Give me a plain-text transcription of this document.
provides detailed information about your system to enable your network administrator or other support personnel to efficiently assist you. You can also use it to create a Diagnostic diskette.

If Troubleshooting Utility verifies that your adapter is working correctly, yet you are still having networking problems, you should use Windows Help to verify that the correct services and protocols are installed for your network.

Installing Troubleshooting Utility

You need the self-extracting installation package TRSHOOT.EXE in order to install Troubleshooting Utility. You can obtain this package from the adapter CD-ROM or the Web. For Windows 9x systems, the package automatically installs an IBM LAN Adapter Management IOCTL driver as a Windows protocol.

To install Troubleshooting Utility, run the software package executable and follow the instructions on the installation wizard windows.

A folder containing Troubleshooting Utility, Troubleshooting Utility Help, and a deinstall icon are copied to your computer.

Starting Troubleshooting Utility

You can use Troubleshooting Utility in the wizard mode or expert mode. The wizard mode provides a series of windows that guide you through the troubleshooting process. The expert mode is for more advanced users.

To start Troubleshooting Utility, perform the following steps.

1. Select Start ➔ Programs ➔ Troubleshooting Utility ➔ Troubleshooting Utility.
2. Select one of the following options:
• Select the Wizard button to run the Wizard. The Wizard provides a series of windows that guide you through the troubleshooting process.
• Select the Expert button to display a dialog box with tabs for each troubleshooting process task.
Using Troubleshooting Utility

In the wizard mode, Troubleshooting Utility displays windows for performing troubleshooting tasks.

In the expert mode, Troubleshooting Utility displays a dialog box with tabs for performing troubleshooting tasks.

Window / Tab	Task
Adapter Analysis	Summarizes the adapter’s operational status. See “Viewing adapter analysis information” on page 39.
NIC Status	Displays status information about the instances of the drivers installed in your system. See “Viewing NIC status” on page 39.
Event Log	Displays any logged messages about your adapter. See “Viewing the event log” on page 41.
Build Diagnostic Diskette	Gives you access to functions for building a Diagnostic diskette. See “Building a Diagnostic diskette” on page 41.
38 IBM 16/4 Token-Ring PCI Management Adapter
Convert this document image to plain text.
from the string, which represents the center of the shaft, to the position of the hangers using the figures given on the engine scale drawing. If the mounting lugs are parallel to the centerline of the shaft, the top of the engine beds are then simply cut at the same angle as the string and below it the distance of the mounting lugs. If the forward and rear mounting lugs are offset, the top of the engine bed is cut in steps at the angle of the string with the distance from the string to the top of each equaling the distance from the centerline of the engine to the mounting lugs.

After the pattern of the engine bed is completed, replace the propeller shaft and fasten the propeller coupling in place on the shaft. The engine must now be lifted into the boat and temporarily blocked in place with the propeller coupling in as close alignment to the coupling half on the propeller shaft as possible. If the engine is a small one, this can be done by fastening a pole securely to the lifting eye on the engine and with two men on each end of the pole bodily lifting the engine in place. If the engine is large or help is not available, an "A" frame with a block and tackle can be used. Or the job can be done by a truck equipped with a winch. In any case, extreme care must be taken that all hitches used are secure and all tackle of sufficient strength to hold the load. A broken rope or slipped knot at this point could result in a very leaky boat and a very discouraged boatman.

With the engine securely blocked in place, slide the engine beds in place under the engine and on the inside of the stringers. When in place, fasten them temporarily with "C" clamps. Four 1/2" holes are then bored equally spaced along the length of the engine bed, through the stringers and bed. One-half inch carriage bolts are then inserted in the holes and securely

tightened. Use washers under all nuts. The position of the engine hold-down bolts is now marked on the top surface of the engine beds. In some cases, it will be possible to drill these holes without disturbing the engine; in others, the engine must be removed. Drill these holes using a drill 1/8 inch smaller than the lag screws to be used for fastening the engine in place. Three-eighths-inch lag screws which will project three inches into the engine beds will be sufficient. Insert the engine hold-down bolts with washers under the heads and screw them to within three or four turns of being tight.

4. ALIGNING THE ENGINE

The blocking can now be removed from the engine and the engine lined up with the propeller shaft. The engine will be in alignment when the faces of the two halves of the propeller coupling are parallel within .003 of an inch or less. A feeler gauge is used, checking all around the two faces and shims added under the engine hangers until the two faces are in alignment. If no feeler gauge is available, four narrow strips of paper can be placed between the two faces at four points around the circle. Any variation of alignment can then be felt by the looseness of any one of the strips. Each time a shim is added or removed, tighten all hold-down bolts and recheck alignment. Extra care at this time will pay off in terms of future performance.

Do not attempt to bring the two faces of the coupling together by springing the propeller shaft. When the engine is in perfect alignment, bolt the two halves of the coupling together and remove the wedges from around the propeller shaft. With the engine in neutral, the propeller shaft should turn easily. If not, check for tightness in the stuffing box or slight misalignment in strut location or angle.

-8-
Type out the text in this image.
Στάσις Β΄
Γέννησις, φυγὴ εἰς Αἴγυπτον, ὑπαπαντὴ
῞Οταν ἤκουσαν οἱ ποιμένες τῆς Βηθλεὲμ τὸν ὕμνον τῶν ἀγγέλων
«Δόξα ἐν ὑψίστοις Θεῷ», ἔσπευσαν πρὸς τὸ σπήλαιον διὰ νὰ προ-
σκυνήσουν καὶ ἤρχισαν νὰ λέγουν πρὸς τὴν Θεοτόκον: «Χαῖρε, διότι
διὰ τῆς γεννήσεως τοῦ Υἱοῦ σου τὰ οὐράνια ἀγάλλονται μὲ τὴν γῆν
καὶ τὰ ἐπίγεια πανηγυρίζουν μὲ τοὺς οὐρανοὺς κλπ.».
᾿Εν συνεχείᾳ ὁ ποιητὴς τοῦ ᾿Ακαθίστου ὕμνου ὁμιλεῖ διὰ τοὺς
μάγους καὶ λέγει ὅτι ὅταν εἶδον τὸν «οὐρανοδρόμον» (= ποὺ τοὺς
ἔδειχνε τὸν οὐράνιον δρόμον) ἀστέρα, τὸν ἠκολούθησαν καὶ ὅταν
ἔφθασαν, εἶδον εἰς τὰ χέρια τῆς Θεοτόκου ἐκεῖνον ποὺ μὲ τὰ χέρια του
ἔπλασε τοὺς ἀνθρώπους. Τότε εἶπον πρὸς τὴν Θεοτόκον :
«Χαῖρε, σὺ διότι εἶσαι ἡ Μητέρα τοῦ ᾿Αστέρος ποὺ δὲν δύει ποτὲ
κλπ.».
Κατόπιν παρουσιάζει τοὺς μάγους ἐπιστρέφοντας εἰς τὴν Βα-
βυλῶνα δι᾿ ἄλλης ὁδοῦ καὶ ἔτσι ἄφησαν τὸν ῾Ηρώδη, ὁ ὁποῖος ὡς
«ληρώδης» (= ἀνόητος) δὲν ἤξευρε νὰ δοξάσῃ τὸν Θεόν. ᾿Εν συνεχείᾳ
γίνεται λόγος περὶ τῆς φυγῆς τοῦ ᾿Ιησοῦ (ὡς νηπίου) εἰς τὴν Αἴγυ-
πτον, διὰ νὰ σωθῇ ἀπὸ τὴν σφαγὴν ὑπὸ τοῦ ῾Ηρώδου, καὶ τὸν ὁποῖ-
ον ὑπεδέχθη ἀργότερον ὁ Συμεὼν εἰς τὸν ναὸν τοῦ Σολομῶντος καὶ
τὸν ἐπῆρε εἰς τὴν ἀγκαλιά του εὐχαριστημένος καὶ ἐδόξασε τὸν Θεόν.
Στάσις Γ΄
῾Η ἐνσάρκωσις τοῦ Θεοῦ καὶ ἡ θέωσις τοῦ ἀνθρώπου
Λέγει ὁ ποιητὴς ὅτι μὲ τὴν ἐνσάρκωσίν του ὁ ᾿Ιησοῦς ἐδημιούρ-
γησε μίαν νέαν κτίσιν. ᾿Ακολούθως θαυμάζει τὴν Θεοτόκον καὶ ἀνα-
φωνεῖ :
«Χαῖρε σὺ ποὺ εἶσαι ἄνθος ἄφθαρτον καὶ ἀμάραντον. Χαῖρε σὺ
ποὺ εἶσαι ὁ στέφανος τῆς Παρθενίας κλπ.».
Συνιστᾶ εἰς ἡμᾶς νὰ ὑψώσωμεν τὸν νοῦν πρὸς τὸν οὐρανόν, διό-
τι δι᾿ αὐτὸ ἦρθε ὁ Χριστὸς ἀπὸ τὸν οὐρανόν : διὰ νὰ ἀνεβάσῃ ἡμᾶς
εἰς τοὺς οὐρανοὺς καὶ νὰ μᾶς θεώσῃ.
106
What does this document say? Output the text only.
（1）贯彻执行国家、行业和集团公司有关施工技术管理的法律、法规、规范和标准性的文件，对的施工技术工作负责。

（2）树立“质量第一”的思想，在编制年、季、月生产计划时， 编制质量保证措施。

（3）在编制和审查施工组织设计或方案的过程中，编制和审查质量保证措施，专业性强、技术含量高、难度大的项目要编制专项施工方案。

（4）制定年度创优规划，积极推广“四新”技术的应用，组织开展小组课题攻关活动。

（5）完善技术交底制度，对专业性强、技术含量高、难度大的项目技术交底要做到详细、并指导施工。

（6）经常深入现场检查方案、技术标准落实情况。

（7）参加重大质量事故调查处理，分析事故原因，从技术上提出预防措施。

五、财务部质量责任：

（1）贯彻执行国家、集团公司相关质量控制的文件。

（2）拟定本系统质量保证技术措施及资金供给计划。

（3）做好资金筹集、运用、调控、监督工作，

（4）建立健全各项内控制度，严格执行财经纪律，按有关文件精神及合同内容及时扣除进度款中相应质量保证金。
^^^^
WHAT THE TASK REQUIRES: Search the records for the word "ὅταν". Copy every line that has it.

WRITTEN SOLUTION:
μάγους καὶ λέγει ὅτι ὅταν εἶδον τὸν «οὐρανοδρόμον» (= ποὺ τοὺς
ἔδειχνε τὸν οὐράνιον δρόμον) ἀστέρα, τὸν ἠκολούθησαν καὶ ὅταν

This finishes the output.